*Goal*. Write the material out again in full, word for word. Do not include the pictures.

- - - - -

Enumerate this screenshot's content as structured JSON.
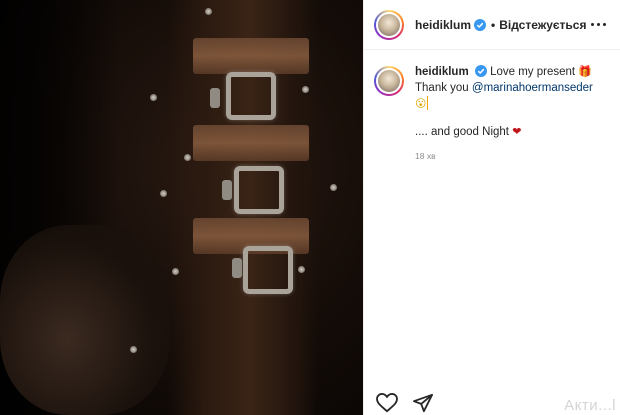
{
  "header": {
    "username": "heidiklum",
    "separator": "•",
    "follow_label": "Відстежується"
  },
  "caption": {
    "username": "heidiklum",
    "line1": "Love my present",
    "line2_prefix": "Thank you ",
    "mention": "@marinahoermanseder",
    "line3": ".... and good Night",
    "gift_emoji": "🎁",
    "face_emoji": "😮",
    "heart_emoji": "❤",
    "timestamp": "18 хв"
  },
  "icons": {
    "verified": "verified-badge-icon",
    "more": "more-options-icon",
    "like": "heart-outline-icon",
    "share": "paper-plane-icon"
  },
  "watermark": "Акти...l",
  "colors": {
    "verified": "#3897f0",
    "mention": "#00376b",
    "heart": "#c0151a",
    "timestamp": "#8e8e8e"
  }
}
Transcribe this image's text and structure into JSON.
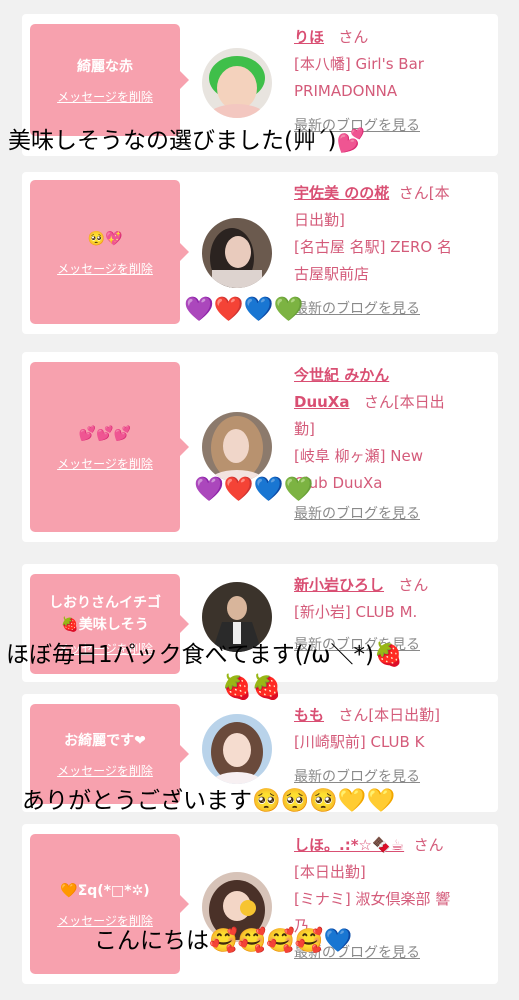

- - - - -

*Full answer*.
Enumerate this screenshot's content as structured JSON.
{
  "header": {
    "username": "heidiklum",
    "separator": "•",
    "follow_label": "Відстежується"
  },
  "caption": {
    "username": "heidiklum",
    "line1": "Love my present",
    "line2_prefix": "Thank you ",
    "mention": "@marinahoermanseder",
    "line3": ".... and good Night",
    "gift_emoji": "🎁",
    "face_emoji": "😮",
    "heart_emoji": "❤",
    "timestamp": "18 хв"
  },
  "icons": {
    "verified": "verified-badge-icon",
    "more": "more-options-icon",
    "like": "heart-outline-icon",
    "share": "paper-plane-icon"
  },
  "watermark": "Акти...l",
  "colors": {
    "verified": "#3897f0",
    "mention": "#00376b",
    "heart": "#c0151a",
    "timestamp": "#8e8e8e"
  }
}
Transcribe this image's text and structure into JSON.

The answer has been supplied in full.